— start Supplied records —

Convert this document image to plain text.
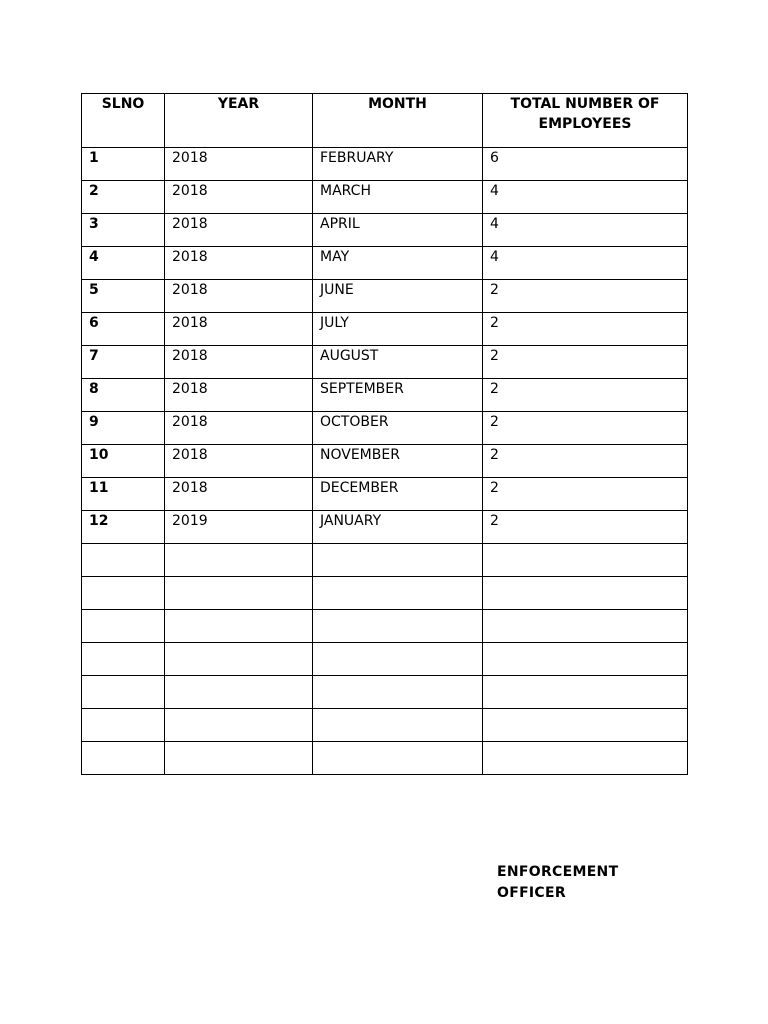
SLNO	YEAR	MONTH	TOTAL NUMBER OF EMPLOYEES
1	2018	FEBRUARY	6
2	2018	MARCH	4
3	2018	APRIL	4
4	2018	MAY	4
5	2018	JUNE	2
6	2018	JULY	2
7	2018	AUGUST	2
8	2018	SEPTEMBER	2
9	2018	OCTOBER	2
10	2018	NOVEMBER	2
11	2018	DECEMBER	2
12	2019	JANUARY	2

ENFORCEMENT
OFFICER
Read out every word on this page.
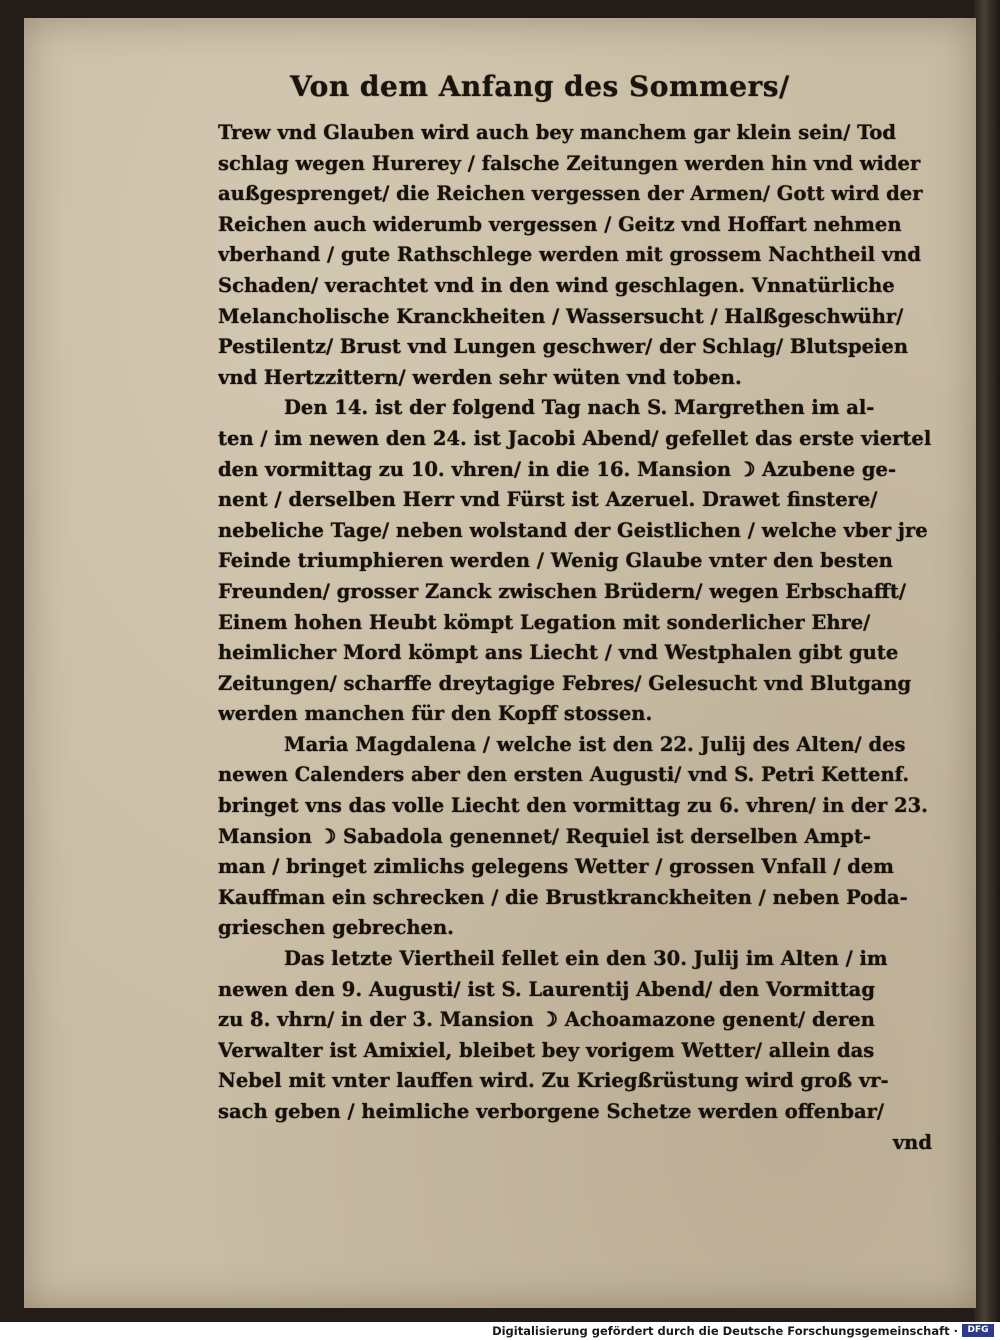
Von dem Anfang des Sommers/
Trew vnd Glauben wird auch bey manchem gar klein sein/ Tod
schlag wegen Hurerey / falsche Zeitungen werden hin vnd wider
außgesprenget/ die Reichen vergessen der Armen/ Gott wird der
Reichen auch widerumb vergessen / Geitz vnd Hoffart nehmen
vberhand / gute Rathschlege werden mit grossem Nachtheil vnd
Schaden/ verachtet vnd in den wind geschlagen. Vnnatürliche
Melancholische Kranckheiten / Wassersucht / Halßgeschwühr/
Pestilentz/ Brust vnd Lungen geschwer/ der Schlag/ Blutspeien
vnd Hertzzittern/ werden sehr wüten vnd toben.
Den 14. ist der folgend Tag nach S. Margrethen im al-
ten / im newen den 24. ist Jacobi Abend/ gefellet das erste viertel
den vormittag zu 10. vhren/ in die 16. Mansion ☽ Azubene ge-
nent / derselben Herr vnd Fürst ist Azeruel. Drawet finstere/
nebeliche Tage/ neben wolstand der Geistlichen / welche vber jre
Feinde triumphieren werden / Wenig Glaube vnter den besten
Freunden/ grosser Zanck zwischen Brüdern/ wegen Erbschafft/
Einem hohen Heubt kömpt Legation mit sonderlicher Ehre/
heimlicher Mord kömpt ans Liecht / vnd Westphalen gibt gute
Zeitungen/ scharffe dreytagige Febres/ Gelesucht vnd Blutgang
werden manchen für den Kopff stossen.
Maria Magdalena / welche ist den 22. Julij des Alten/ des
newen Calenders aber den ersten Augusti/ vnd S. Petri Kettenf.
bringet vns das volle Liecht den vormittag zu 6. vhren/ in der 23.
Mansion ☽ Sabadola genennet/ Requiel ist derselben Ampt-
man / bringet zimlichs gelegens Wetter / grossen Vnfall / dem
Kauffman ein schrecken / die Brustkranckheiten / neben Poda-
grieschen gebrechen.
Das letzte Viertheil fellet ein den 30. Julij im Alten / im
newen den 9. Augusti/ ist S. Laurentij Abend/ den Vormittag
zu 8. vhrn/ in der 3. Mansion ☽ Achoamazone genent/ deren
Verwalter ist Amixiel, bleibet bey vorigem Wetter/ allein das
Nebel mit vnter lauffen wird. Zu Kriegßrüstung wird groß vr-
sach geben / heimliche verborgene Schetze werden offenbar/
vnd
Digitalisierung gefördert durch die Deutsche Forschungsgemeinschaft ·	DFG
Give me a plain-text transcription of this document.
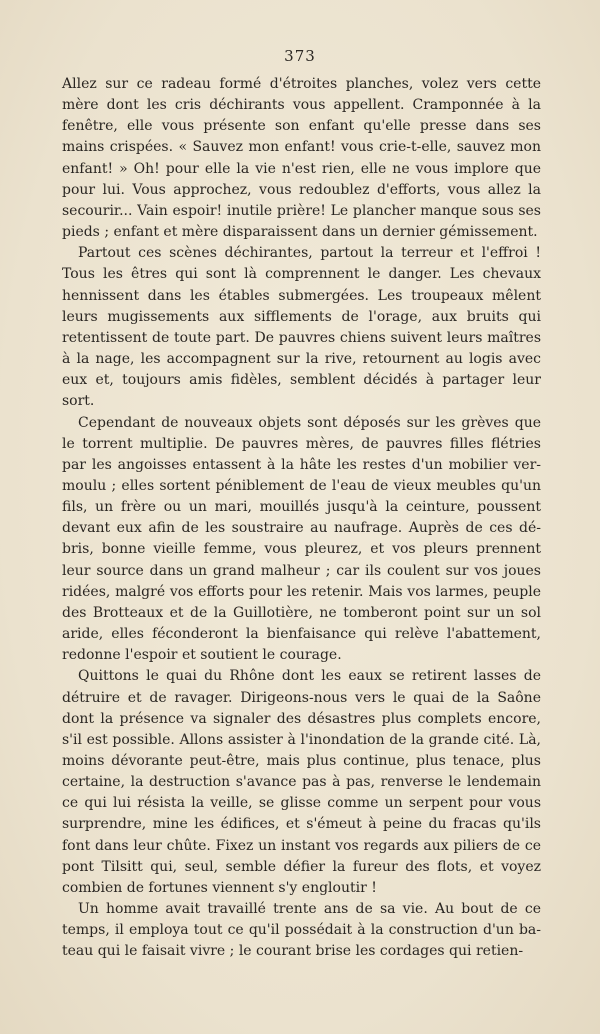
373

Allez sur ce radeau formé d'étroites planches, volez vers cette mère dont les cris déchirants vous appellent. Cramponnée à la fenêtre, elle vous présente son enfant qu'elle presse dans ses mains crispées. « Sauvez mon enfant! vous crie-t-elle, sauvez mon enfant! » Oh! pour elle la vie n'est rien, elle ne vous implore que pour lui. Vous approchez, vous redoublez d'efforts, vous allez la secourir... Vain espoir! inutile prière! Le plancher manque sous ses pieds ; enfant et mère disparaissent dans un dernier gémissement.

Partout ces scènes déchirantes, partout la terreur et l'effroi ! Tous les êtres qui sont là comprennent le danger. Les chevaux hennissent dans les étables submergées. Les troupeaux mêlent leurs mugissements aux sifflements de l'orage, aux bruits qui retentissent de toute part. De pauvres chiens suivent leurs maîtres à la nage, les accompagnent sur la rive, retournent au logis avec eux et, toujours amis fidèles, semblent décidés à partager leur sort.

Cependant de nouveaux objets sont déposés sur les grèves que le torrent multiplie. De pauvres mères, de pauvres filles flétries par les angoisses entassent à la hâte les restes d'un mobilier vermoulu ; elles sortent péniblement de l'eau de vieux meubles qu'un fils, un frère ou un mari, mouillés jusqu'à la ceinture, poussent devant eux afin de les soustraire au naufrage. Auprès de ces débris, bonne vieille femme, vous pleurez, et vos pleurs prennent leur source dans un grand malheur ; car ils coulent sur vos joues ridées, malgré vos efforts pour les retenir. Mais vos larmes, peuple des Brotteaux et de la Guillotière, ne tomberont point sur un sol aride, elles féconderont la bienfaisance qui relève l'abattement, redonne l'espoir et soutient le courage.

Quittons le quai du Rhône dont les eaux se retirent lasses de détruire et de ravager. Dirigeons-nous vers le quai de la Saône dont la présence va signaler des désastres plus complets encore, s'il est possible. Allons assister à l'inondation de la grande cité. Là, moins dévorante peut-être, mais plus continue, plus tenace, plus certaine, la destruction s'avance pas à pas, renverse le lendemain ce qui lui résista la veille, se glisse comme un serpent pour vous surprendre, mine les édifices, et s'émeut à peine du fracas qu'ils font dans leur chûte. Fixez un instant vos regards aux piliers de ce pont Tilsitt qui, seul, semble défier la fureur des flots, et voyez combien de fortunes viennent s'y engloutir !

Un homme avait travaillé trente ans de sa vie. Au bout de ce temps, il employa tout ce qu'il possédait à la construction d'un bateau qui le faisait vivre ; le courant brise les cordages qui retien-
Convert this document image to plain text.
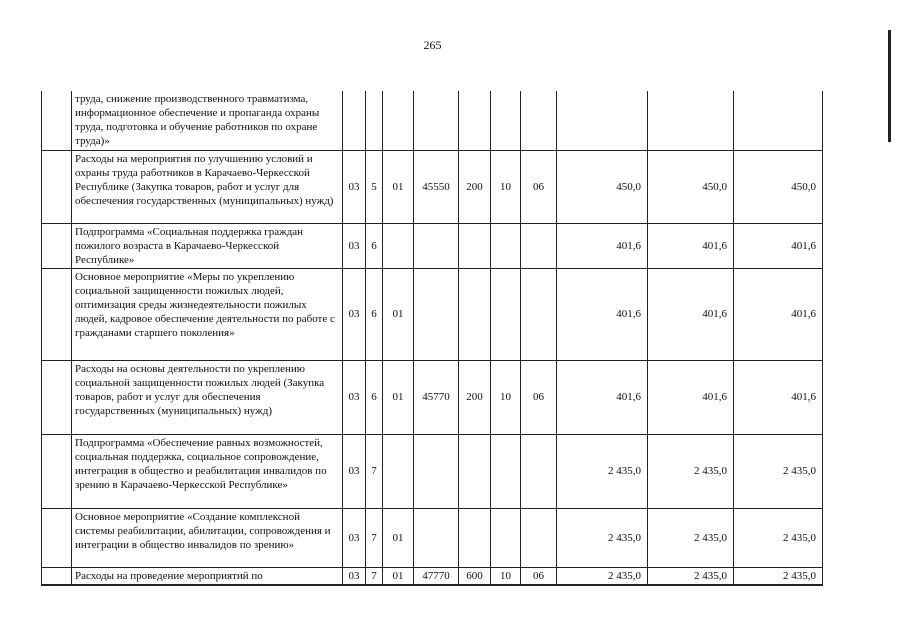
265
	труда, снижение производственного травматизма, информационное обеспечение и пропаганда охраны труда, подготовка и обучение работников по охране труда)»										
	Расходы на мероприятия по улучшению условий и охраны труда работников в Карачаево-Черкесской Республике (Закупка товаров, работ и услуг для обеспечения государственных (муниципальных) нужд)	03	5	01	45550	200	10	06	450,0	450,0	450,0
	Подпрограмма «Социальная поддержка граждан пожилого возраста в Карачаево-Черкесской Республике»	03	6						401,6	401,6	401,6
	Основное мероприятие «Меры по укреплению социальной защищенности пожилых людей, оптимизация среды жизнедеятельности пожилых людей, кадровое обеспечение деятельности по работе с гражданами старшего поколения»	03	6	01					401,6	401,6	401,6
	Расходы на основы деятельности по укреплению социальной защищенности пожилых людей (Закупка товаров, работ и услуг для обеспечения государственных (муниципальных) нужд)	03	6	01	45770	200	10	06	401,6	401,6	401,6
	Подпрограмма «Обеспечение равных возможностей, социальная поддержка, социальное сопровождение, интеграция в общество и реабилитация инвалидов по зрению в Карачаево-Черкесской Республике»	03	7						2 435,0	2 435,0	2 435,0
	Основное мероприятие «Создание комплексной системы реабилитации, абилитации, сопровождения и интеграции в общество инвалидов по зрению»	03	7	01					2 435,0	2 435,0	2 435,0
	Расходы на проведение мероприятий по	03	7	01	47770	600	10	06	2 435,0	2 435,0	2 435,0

— end Supplied records —

• Your task
Repeat the material exactly as it reads, without any of its pictures.

• Result
Convert this document image to plain text.
SLNO	YEAR	MONTH	TOTAL NUMBER OF EMPLOYEES
1	2018	FEBRUARY	6
2	2018	MARCH	4
3	2018	APRIL	4
4	2018	MAY	4
5	2018	JUNE	2
6	2018	JULY	2
7	2018	AUGUST	2
8	2018	SEPTEMBER	2
9	2018	OCTOBER	2
10	2018	NOVEMBER	2
11	2018	DECEMBER	2
12	2019	JANUARY	2

ENFORCEMENT
OFFICER
Read out every word on this page.
Von dem Anfang des Sommers/
Trew vnd Glauben wird auch bey manchem gar klein sein/ Tod
schlag wegen Hurerey / falsche Zeitungen werden hin vnd wider
außgesprenget/ die Reichen vergessen der Armen/ Gott wird der
Reichen auch widerumb vergessen / Geitz vnd Hoffart nehmen
vberhand / gute Rathschlege werden mit grossem Nachtheil vnd
Schaden/ verachtet vnd in den wind geschlagen. Vnnatürliche
Melancholische Kranckheiten / Wassersucht / Halßgeschwühr/
Pestilentz/ Brust vnd Lungen geschwer/ der Schlag/ Blutspeien
vnd Hertzzittern/ werden sehr wüten vnd toben.
Den 14. ist der folgend Tag nach S. Margrethen im al-
ten / im newen den 24. ist Jacobi Abend/ gefellet das erste viertel
den vormittag zu 10. vhren/ in die 16. Mansion ☽ Azubene ge-
nent / derselben Herr vnd Fürst ist Azeruel. Drawet finstere/
nebeliche Tage/ neben wolstand der Geistlichen / welche vber jre
Feinde triumphieren werden / Wenig Glaube vnter den besten
Freunden/ grosser Zanck zwischen Brüdern/ wegen Erbschafft/
Einem hohen Heubt kömpt Legation mit sonderlicher Ehre/
heimlicher Mord kömpt ans Liecht / vnd Westphalen gibt gute
Zeitungen/ scharffe dreytagige Febres/ Gelesucht vnd Blutgang
werden manchen für den Kopff stossen.
Maria Magdalena / welche ist den 22. Julij des Alten/ des
newen Calenders aber den ersten Augusti/ vnd S. Petri Kettenf.
bringet vns das volle Liecht den vormittag zu 6. vhren/ in der 23.
Mansion ☽ Sabadola genennet/ Requiel ist derselben Ampt-
man / bringet zimlichs gelegens Wetter / grossen Vnfall / dem
Kauffman ein schrecken / die Brustkranckheiten / neben Poda-
grieschen gebrechen.
Das letzte Viertheil fellet ein den 30. Julij im Alten / im
newen den 9. Augusti/ ist S. Laurentij Abend/ den Vormittag
zu 8. vhrn/ in der 3. Mansion ☽ Achoamazone genent/ deren
Verwalter ist Amixiel, bleibet bey vorigem Wetter/ allein das
Nebel mit vnter lauffen wird. Zu Kriegßrüstung wird groß vr-
sach geben / heimliche verborgene Schetze werden offenbar/
vnd
Digitalisierung gefördert durch die Deutsche Forschungsgemeinschaft ·	DFG
Give me a plain-text transcription of this document.
373

Allez sur ce radeau formé d'étroites planches, volez vers cette mère dont les cris déchirants vous appellent. Cramponnée à la fenêtre, elle vous présente son enfant qu'elle presse dans ses mains crispées. « Sauvez mon enfant! vous crie-t-elle, sauvez mon enfant! » Oh! pour elle la vie n'est rien, elle ne vous implore que pour lui. Vous approchez, vous redoublez d'efforts, vous allez la secourir... Vain espoir! inutile prière! Le plancher manque sous ses pieds ; enfant et mère disparaissent dans un dernier gémissement.

Partout ces scènes déchirantes, partout la terreur et l'effroi ! Tous les êtres qui sont là comprennent le danger. Les chevaux hennissent dans les étables submergées. Les troupeaux mêlent leurs mugissements aux sifflements de l'orage, aux bruits qui retentissent de toute part. De pauvres chiens suivent leurs maîtres à la nage, les accompagnent sur la rive, retournent au logis avec eux et, toujours amis fidèles, semblent décidés à partager leur sort.

Cependant de nouveaux objets sont déposés sur les grèves que le torrent multiplie. De pauvres mères, de pauvres filles flétries par les angoisses entassent à la hâte les restes d'un mobilier vermoulu ; elles sortent péniblement de l'eau de vieux meubles qu'un fils, un frère ou un mari, mouillés jusqu'à la ceinture, poussent devant eux afin de les soustraire au naufrage. Auprès de ces débris, bonne vieille femme, vous pleurez, et vos pleurs prennent leur source dans un grand malheur ; car ils coulent sur vos joues ridées, malgré vos efforts pour les retenir. Mais vos larmes, peuple des Brotteaux et de la Guillotière, ne tomberont point sur un sol aride, elles féconderont la bienfaisance qui relève l'abattement, redonne l'espoir et soutient le courage.

Quittons le quai du Rhône dont les eaux se retirent lasses de détruire et de ravager. Dirigeons-nous vers le quai de la Saône dont la présence va signaler des désastres plus complets encore, s'il est possible. Allons assister à l'inondation de la grande cité. Là, moins dévorante peut-être, mais plus continue, plus tenace, plus certaine, la destruction s'avance pas à pas, renverse le lendemain ce qui lui résista la veille, se glisse comme un serpent pour vous surprendre, mine les édifices, et s'émeut à peine du fracas qu'ils font dans leur chûte. Fixez un instant vos regards aux piliers de ce pont Tilsitt qui, seul, semble défier la fureur des flots, et voyez combien de fortunes viennent s'y engloutir !

Un homme avait travaillé trente ans de sa vie. Au bout de ce temps, il employa tout ce qu'il possédait à la construction d'un bateau qui le faisait vivre ; le courant brise les cordages qui retien-
Convert this document image to plain text.
265
	труда, снижение производственного травматизма, информационное обеспечение и пропаганда охраны труда, подготовка и обучение работников по охране труда)»										
	Расходы на мероприятия по улучшению условий и охраны труда работников в Карачаево-Черкесской Республике (Закупка товаров, работ и услуг для обеспечения государственных (муниципальных) нужд)	03	5	01	45550	200	10	06	450,0	450,0	450,0
	Подпрограмма «Социальная поддержка граждан пожилого возраста в Карачаево-Черкесской Республике»	03	6						401,6	401,6	401,6
	Основное мероприятие «Меры по укреплению социальной защищенности пожилых людей, оптимизация среды жизнедеятельности пожилых людей, кадровое обеспечение деятельности по работе с гражданами старшего поколения»	03	6	01					401,6	401,6	401,6
	Расходы на основы деятельности по укреплению социальной защищенности пожилых людей (Закупка товаров, работ и услуг для обеспечения государственных (муниципальных) нужд)	03	6	01	45770	200	10	06	401,6	401,6	401,6
	Подпрограмма «Обеспечение равных возможностей, социальная поддержка, социальное сопровождение, интеграция в общество и реабилитация инвалидов по зрению в Карачаево-Черкесской Республике»	03	7						2 435,0	2 435,0	2 435,0
	Основное мероприятие «Создание комплексной системы реабилитации, абилитации, сопровождения и интеграции в общество инвалидов по зрению»	03	7	01					2 435,0	2 435,0	2 435,0
	Расходы на проведение мероприятий по	03	7	01	47770	600	10	06	2 435,0	2 435,0	2 435,0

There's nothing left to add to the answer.